§ **SET TASK**: What is the number of lines in these entries that include "Read"? Write that number and no other text.

§ **MATERIAL FOR THE TASK**:
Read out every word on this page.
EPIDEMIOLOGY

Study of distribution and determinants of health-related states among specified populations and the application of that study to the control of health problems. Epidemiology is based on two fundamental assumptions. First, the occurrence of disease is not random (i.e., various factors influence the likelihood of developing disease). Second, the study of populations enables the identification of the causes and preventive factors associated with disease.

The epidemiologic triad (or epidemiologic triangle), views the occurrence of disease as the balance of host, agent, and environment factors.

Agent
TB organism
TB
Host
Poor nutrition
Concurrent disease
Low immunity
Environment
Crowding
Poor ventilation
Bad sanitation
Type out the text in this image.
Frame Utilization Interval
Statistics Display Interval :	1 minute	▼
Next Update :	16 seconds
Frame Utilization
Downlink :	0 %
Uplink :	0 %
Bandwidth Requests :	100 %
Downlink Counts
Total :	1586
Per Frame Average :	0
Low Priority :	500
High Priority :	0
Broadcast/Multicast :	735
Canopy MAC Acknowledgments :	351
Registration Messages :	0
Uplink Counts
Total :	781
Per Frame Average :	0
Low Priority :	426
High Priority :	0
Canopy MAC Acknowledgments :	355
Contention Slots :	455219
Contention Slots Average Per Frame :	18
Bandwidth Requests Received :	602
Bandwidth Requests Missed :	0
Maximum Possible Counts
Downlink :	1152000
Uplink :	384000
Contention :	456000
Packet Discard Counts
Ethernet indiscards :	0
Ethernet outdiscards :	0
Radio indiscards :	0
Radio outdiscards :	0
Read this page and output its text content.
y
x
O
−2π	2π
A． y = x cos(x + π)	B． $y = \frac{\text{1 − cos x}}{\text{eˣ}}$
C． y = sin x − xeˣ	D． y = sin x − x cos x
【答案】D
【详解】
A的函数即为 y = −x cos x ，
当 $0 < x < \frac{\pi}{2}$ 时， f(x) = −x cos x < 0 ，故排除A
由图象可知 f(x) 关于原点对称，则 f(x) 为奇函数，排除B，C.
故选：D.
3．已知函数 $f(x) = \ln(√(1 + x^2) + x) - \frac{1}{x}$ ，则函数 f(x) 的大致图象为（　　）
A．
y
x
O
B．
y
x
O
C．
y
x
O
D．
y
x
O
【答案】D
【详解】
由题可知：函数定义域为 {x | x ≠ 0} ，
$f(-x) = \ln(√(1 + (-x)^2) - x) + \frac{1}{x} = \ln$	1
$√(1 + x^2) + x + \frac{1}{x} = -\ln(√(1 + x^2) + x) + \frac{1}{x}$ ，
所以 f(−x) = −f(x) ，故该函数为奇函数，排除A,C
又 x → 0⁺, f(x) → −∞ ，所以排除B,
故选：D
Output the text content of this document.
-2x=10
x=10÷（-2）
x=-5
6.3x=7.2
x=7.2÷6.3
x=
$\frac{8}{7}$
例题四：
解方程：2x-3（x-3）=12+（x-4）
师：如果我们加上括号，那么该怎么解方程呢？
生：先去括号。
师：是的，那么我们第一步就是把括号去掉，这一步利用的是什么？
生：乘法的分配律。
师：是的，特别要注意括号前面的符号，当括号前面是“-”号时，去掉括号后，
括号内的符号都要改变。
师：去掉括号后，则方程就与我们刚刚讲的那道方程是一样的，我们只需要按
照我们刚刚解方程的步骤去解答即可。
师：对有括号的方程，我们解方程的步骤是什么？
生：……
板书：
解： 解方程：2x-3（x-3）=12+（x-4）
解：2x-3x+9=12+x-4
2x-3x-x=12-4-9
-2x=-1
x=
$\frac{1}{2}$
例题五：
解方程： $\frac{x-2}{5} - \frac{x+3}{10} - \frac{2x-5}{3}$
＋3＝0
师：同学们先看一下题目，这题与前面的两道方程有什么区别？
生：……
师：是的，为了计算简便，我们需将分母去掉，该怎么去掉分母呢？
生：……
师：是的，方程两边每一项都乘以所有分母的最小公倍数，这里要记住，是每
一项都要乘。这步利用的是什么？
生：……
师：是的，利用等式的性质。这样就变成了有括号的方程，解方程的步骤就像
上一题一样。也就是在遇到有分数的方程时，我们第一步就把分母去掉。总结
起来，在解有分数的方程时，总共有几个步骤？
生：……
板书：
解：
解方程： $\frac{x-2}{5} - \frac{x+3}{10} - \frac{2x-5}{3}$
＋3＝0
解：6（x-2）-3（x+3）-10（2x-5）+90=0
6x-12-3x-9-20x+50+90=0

§ **CORRECT OUTPUT**: 2